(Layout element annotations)
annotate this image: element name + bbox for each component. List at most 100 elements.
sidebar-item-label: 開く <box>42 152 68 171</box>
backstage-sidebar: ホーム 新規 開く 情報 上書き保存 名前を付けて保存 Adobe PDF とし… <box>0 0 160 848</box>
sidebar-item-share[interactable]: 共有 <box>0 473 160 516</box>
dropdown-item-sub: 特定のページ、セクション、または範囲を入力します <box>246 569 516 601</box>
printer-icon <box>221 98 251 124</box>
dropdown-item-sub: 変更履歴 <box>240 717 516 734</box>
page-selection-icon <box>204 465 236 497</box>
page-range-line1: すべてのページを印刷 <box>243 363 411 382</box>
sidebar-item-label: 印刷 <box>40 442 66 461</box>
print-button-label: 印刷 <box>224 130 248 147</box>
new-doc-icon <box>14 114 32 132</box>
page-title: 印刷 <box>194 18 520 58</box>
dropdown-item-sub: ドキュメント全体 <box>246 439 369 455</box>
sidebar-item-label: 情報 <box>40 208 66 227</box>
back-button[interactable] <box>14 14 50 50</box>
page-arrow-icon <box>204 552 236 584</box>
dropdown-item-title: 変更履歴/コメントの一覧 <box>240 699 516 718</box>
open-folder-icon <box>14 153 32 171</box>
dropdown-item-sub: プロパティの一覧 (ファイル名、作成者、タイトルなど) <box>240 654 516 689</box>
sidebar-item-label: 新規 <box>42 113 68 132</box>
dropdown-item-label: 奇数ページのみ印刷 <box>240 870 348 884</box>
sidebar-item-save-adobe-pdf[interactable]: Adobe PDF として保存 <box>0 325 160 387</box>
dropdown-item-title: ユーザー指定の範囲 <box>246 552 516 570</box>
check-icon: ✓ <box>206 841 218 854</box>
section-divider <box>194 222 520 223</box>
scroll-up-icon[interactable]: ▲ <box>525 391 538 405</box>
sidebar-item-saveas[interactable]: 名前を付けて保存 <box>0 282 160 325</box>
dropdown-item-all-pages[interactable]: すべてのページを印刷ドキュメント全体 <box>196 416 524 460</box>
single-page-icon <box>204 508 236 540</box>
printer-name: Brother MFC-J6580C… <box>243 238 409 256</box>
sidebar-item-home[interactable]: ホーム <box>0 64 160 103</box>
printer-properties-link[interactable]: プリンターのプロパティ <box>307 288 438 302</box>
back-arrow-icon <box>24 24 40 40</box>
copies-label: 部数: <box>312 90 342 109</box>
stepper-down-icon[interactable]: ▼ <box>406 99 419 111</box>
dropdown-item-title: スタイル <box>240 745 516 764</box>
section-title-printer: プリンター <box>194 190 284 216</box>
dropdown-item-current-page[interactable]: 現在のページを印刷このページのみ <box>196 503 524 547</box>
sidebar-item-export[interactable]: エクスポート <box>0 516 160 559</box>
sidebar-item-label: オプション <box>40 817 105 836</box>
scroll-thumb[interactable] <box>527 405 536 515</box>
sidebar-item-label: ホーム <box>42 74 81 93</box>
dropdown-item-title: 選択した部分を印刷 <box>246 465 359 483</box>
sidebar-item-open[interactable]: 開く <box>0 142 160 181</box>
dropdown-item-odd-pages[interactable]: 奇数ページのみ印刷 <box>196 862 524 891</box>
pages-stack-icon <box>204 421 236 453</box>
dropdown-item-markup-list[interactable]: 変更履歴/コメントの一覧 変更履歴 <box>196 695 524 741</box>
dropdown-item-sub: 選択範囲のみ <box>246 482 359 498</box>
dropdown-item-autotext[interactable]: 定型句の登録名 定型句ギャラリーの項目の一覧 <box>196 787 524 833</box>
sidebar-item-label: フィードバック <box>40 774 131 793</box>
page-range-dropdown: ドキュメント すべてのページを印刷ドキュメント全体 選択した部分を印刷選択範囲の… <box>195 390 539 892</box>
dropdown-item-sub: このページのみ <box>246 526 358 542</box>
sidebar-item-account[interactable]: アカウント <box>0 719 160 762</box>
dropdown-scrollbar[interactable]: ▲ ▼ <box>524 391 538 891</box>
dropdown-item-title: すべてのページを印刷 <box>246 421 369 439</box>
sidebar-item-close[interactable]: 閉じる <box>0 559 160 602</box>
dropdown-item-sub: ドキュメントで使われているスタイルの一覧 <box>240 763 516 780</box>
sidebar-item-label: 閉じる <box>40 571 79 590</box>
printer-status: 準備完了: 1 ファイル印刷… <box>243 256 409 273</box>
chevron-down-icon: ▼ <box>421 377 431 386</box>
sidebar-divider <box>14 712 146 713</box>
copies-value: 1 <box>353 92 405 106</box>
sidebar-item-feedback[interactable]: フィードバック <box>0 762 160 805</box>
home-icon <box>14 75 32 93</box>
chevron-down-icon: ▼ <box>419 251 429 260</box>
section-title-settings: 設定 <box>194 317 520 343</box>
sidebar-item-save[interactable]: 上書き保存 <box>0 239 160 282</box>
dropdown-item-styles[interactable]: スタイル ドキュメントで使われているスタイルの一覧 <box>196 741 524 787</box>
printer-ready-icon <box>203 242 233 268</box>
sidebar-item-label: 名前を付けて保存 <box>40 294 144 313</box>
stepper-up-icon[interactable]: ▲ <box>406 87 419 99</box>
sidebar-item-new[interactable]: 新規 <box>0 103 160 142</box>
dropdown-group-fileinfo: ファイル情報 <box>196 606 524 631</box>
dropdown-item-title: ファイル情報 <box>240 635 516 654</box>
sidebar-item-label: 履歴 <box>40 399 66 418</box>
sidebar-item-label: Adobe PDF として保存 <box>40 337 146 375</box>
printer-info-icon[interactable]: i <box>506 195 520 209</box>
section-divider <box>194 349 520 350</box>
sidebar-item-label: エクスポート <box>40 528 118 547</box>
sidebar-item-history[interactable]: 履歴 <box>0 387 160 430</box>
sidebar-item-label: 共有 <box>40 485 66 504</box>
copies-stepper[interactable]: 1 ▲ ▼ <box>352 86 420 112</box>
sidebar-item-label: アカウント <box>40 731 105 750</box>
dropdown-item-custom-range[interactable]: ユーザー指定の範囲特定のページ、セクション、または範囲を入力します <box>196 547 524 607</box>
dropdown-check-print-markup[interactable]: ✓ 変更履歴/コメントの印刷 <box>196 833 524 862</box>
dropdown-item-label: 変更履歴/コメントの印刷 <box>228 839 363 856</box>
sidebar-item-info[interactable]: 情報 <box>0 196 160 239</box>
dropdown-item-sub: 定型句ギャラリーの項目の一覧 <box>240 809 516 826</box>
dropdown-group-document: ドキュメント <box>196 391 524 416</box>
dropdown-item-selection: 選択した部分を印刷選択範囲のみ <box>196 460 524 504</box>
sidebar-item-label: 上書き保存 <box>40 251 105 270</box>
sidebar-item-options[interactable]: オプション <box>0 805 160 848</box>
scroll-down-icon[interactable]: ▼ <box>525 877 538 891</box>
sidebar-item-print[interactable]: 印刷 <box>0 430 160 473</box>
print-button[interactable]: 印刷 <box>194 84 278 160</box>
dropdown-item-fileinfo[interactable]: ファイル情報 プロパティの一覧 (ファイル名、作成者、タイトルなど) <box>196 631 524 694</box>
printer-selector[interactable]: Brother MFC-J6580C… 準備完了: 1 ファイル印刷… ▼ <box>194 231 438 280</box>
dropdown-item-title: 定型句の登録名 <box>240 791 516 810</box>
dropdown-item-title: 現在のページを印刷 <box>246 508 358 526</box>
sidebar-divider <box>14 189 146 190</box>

* _EXERCISE_
Can you output the listing above again, line for line, without changing anything?

* _WRITTEN REPLY_
annotate this image: element name + bbox for each component. List at most 100 elements.
sidebar-item-label: 開く <box>42 152 68 171</box>
backstage-sidebar: ホーム 新規 開く 情報 上書き保存 名前を付けて保存 Adobe PDF とし… <box>0 0 160 848</box>
sidebar-item-share[interactable]: 共有 <box>0 473 160 516</box>
dropdown-item-sub: 特定のページ、セクション、または範囲を入力します <box>246 569 516 601</box>
printer-icon <box>221 98 251 124</box>
dropdown-item-sub: 変更履歴 <box>240 717 516 734</box>
page-selection-icon <box>204 465 236 497</box>
page-range-line1: すべてのページを印刷 <box>243 363 411 382</box>
sidebar-item-label: 印刷 <box>40 442 66 461</box>
print-button-label: 印刷 <box>224 130 248 147</box>
new-doc-icon <box>14 114 32 132</box>
page-title: 印刷 <box>194 18 520 58</box>
dropdown-item-sub: ドキュメント全体 <box>246 439 369 455</box>
sidebar-item-label: 情報 <box>40 208 66 227</box>
back-button[interactable] <box>14 14 50 50</box>
page-arrow-icon <box>204 552 236 584</box>
dropdown-item-title: 変更履歴/コメントの一覧 <box>240 699 516 718</box>
open-folder-icon <box>14 153 32 171</box>
dropdown-item-sub: プロパティの一覧 (ファイル名、作成者、タイトルなど) <box>240 654 516 689</box>
sidebar-item-label: 新規 <box>42 113 68 132</box>
dropdown-item-label: 奇数ページのみ印刷 <box>240 870 348 884</box>
sidebar-item-save-adobe-pdf[interactable]: Adobe PDF として保存 <box>0 325 160 387</box>
dropdown-item-title: ユーザー指定の範囲 <box>246 552 516 570</box>
check-icon: ✓ <box>206 841 218 854</box>
section-divider <box>194 222 520 223</box>
scroll-up-icon[interactable]: ▲ <box>525 391 538 405</box>
sidebar-item-saveas[interactable]: 名前を付けて保存 <box>0 282 160 325</box>
dropdown-item-all-pages[interactable]: すべてのページを印刷ドキュメント全体 <box>196 416 524 460</box>
single-page-icon <box>204 508 236 540</box>
printer-name: Brother MFC-J6580C… <box>243 238 409 256</box>
sidebar-item-home[interactable]: ホーム <box>0 64 160 103</box>
printer-properties-link[interactable]: プリンターのプロパティ <box>307 288 438 302</box>
back-arrow-icon <box>24 24 40 40</box>
copies-label: 部数: <box>312 90 342 109</box>
stepper-down-icon[interactable]: ▼ <box>406 99 419 111</box>
dropdown-item-title: スタイル <box>240 745 516 764</box>
section-title-printer: プリンター <box>194 190 284 216</box>
dropdown-item-current-page[interactable]: 現在のページを印刷このページのみ <box>196 503 524 547</box>
sidebar-item-export[interactable]: エクスポート <box>0 516 160 559</box>
sidebar-item-label: オプション <box>40 817 105 836</box>
scroll-thumb[interactable] <box>527 405 536 515</box>
sidebar-item-label: ホーム <box>42 74 81 93</box>
dropdown-item-title: 選択した部分を印刷 <box>246 465 359 483</box>
sidebar-item-open[interactable]: 開く <box>0 142 160 181</box>
dropdown-item-odd-pages[interactable]: 奇数ページのみ印刷 <box>196 862 524 891</box>
pages-stack-icon <box>204 421 236 453</box>
dropdown-item-markup-list[interactable]: 変更履歴/コメントの一覧 変更履歴 <box>196 695 524 741</box>
dropdown-item-sub: 選択範囲のみ <box>246 482 359 498</box>
dropdown-item-autotext[interactable]: 定型句の登録名 定型句ギャラリーの項目の一覧 <box>196 787 524 833</box>
sidebar-item-label: フィードバック <box>40 774 131 793</box>
page-range-dropdown: ドキュメント すべてのページを印刷ドキュメント全体 選択した部分を印刷選択範囲の… <box>195 390 539 892</box>
dropdown-item-sub: このページのみ <box>246 526 358 542</box>
sidebar-item-account[interactable]: アカウント <box>0 719 160 762</box>
dropdown-scrollbar[interactable]: ▲ ▼ <box>524 391 538 891</box>
dropdown-item-title: すべてのページを印刷 <box>246 421 369 439</box>
sidebar-item-close[interactable]: 閉じる <box>0 559 160 602</box>
dropdown-item-sub: ドキュメントで使われているスタイルの一覧 <box>240 763 516 780</box>
sidebar-item-label: 閉じる <box>40 571 79 590</box>
printer-status: 準備完了: 1 ファイル印刷… <box>243 256 409 273</box>
chevron-down-icon: ▼ <box>421 377 431 386</box>
sidebar-divider <box>14 712 146 713</box>
copies-value: 1 <box>353 92 405 106</box>
sidebar-item-feedback[interactable]: フィードバック <box>0 762 160 805</box>
home-icon <box>14 75 32 93</box>
chevron-down-icon: ▼ <box>419 251 429 260</box>
section-title-settings: 設定 <box>194 317 520 343</box>
sidebar-item-save[interactable]: 上書き保存 <box>0 239 160 282</box>
dropdown-item-styles[interactable]: スタイル ドキュメントで使われているスタイルの一覧 <box>196 741 524 787</box>
printer-ready-icon <box>203 242 233 268</box>
sidebar-item-label: 名前を付けて保存 <box>40 294 144 313</box>
stepper-up-icon[interactable]: ▲ <box>406 87 419 99</box>
sidebar-item-new[interactable]: 新規 <box>0 103 160 142</box>
dropdown-group-fileinfo: ファイル情報 <box>196 606 524 631</box>
dropdown-item-title: ファイル情報 <box>240 635 516 654</box>
sidebar-item-label: 履歴 <box>40 399 66 418</box>
sidebar-item-label: Adobe PDF として保存 <box>40 337 146 375</box>
printer-info-icon[interactable]: i <box>506 195 520 209</box>
section-divider <box>194 349 520 350</box>
sidebar-item-label: エクスポート <box>40 528 118 547</box>
sidebar-item-history[interactable]: 履歴 <box>0 387 160 430</box>
sidebar-item-label: 共有 <box>40 485 66 504</box>
copies-stepper[interactable]: 1 ▲ ▼ <box>352 86 420 112</box>
sidebar-item-label: アカウント <box>40 731 105 750</box>
dropdown-item-custom-range[interactable]: ユーザー指定の範囲特定のページ、セクション、または範囲を入力します <box>196 547 524 607</box>
dropdown-check-print-markup[interactable]: ✓ 変更履歴/コメントの印刷 <box>196 833 524 862</box>
dropdown-item-label: 変更履歴/コメントの印刷 <box>228 839 363 856</box>
sidebar-item-info[interactable]: 情報 <box>0 196 160 239</box>
dropdown-item-sub: 定型句ギャラリーの項目の一覧 <box>240 809 516 826</box>
dropdown-group-document: ドキュメント <box>196 391 524 416</box>
dropdown-item-selection: 選択した部分を印刷選択範囲のみ <box>196 460 524 504</box>
sidebar-item-label: 上書き保存 <box>40 251 105 270</box>
sidebar-item-options[interactable]: オプション <box>0 805 160 848</box>
scroll-down-icon[interactable]: ▼ <box>525 877 538 891</box>
sidebar-item-print[interactable]: 印刷 <box>0 430 160 473</box>
print-button[interactable]: 印刷 <box>194 84 278 160</box>
dropdown-item-fileinfo[interactable]: ファイル情報 プロパティの一覧 (ファイル名、作成者、タイトルなど) <box>196 631 524 694</box>
printer-selector[interactable]: Brother MFC-J6580C… 準備完了: 1 ファイル印刷… ▼ <box>194 231 438 280</box>
dropdown-item-title: 定型句の登録名 <box>240 791 516 810</box>
dropdown-item-title: 現在のページを印刷 <box>246 508 358 526</box>
sidebar-divider <box>14 189 146 190</box>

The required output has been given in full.